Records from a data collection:
########

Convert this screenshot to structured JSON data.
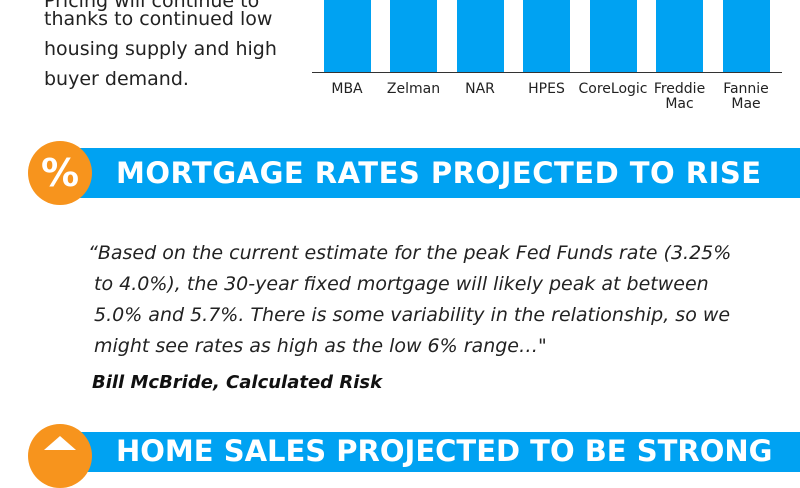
{
  "intro": {
    "lines": [
      "Pricing will continue to",
      "thanks to continued low",
      "housing supply and high",
      "buyer demand."
    ]
  },
  "chart_data": {
    "type": "bar",
    "categories": [
      "MBA",
      "Zelman",
      "NAR",
      "HPES",
      "CoreLogic",
      "Freddie Mac",
      "Fannie Mae"
    ],
    "tick_labels": [
      [
        "MBA"
      ],
      [
        "Zelman"
      ],
      [
        "NAR"
      ],
      [
        "HPES"
      ],
      [
        "CoreLogic"
      ],
      [
        "Freddie",
        "Mac"
      ],
      [
        "Fannie",
        "Mae"
      ]
    ],
    "bar_color": "#00a2f2"
  },
  "section1": {
    "badge_symbol": "%",
    "title": "MORTGAGE RATES PROJECTED TO RISE"
  },
  "quote": {
    "lines": [
      "“Based on the current estimate for the peak Fed Funds rate (3.25%",
      "to 4.0%), the 30-year fixed mortgage will likely peak at between",
      "5.0% and 5.7%. There is some variability in the relationship, so we",
      "might see rates as high as the low 6% range…\""
    ],
    "attribution": "Bill McBride, Calculated Risk"
  },
  "section2": {
    "badge_icon": "home-icon",
    "title": "HOME SALES PROJECTED TO BE STRONG"
  },
  "colors": {
    "accent_blue": "#00a2f2",
    "accent_orange": "#f7941d"
  }
}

########

Task instructions: Using the records above, output their complete text exactly, minus any images.

Correct output:
Convert this screenshot to structured JSON data.
{
  "intro": {
    "lines": [
      "Pricing will continue to",
      "thanks to continued low",
      "housing supply and high",
      "buyer demand."
    ]
  },
  "chart_data": {
    "type": "bar",
    "categories": [
      "MBA",
      "Zelman",
      "NAR",
      "HPES",
      "CoreLogic",
      "Freddie Mac",
      "Fannie Mae"
    ],
    "tick_labels": [
      [
        "MBA"
      ],
      [
        "Zelman"
      ],
      [
        "NAR"
      ],
      [
        "HPES"
      ],
      [
        "CoreLogic"
      ],
      [
        "Freddie",
        "Mac"
      ],
      [
        "Fannie",
        "Mae"
      ]
    ],
    "bar_color": "#00a2f2"
  },
  "section1": {
    "badge_symbol": "%",
    "title": "MORTGAGE RATES PROJECTED TO RISE"
  },
  "quote": {
    "lines": [
      "“Based on the current estimate for the peak Fed Funds rate (3.25%",
      "to 4.0%), the 30-year fixed mortgage will likely peak at between",
      "5.0% and 5.7%. There is some variability in the relationship, so we",
      "might see rates as high as the low 6% range…\""
    ],
    "attribution": "Bill McBride, Calculated Risk"
  },
  "section2": {
    "badge_icon": "home-icon",
    "title": "HOME SALES PROJECTED TO BE STRONG"
  },
  "colors": {
    "accent_blue": "#00a2f2",
    "accent_orange": "#f7941d"
  }
}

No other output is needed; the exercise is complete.